-- begin Entries shown --

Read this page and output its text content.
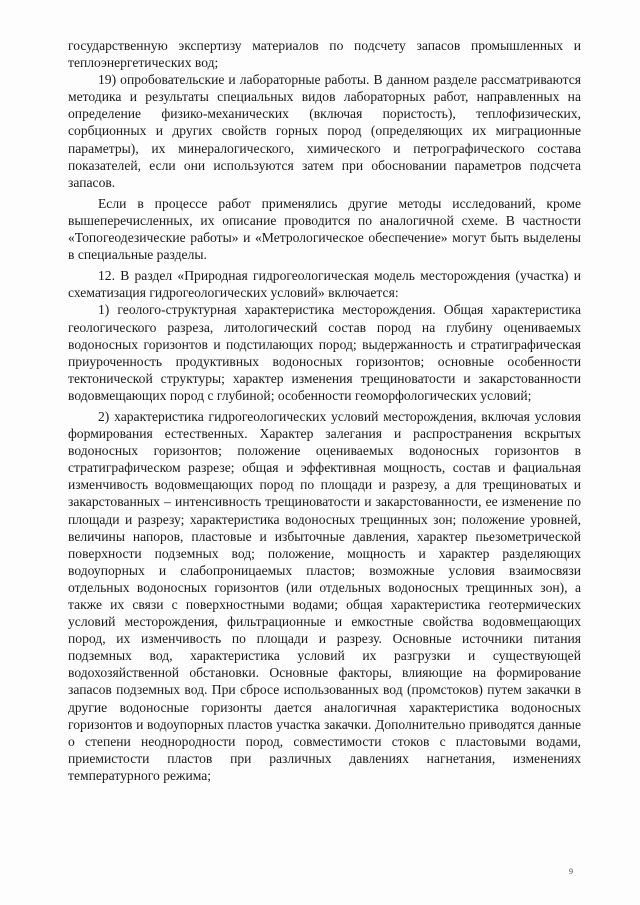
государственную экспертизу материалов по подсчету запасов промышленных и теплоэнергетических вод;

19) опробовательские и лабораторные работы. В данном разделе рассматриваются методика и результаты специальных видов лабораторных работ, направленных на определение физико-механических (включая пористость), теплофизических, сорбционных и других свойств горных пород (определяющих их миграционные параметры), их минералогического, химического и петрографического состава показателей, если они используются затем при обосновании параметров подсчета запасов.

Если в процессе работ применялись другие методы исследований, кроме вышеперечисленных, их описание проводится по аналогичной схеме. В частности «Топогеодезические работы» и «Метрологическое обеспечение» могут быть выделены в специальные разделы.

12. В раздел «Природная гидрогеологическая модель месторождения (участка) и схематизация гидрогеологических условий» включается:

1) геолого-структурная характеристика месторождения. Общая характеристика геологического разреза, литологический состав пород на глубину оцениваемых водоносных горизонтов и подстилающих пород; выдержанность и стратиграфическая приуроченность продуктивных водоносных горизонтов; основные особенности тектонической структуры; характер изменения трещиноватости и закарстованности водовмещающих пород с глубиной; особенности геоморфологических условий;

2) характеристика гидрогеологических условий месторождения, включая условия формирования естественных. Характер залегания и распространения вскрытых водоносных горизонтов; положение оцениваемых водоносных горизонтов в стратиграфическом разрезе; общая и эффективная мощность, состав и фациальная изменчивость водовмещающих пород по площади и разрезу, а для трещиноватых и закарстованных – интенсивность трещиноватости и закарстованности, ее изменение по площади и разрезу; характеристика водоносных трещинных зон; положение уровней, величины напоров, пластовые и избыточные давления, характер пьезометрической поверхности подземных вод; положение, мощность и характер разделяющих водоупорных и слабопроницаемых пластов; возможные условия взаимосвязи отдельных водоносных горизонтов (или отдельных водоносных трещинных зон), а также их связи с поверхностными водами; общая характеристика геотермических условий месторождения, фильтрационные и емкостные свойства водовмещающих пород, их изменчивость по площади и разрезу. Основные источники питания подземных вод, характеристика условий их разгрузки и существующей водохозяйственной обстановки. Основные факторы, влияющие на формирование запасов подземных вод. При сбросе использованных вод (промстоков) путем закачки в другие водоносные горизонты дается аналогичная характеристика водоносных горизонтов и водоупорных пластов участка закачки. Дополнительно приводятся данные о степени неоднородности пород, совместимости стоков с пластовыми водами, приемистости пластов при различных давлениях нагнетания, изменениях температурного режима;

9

-- end Entries shown --
-- begin Entries shown --

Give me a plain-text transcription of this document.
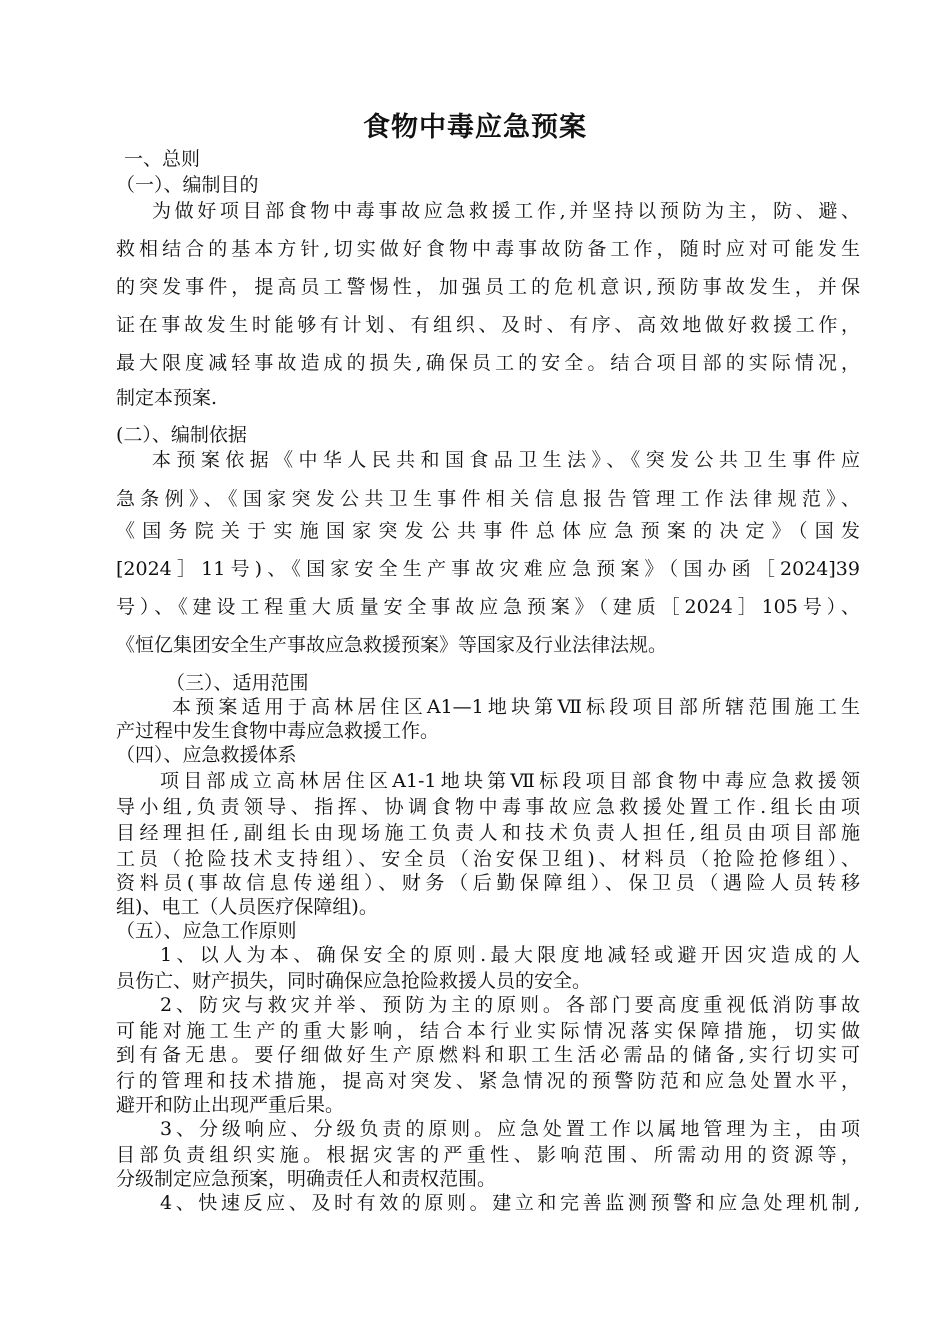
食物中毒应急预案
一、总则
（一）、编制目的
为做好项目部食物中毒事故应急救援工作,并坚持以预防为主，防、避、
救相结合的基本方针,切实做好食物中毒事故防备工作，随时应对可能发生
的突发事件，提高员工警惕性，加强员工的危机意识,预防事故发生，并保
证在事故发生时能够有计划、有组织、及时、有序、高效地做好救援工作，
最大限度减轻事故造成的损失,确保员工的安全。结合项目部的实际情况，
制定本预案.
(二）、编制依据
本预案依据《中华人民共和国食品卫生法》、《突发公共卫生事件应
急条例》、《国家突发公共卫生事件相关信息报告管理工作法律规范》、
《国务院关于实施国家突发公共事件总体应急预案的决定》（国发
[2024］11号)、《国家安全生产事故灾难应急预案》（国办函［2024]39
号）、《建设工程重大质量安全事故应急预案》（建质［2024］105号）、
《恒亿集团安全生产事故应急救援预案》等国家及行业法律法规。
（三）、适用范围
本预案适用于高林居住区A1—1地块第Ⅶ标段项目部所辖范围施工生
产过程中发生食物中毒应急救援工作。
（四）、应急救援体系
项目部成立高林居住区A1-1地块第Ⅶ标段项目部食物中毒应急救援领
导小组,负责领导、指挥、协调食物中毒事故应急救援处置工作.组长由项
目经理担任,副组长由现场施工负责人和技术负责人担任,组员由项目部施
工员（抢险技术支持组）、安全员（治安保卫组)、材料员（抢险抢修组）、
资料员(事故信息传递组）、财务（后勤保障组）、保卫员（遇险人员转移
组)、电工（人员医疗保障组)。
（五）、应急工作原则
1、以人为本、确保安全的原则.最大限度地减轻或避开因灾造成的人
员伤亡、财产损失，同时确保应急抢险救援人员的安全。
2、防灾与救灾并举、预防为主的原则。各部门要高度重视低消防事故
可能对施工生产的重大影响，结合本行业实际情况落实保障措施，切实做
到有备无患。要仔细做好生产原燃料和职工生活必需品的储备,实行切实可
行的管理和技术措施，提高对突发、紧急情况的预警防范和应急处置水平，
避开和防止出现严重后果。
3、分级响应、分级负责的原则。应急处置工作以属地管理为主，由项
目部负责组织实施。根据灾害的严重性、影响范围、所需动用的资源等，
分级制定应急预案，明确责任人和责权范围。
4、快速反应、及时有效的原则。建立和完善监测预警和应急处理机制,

-- end Entries shown --

Job
Look through the entries above and count each line holding "text"; report the count alone.

Task response
2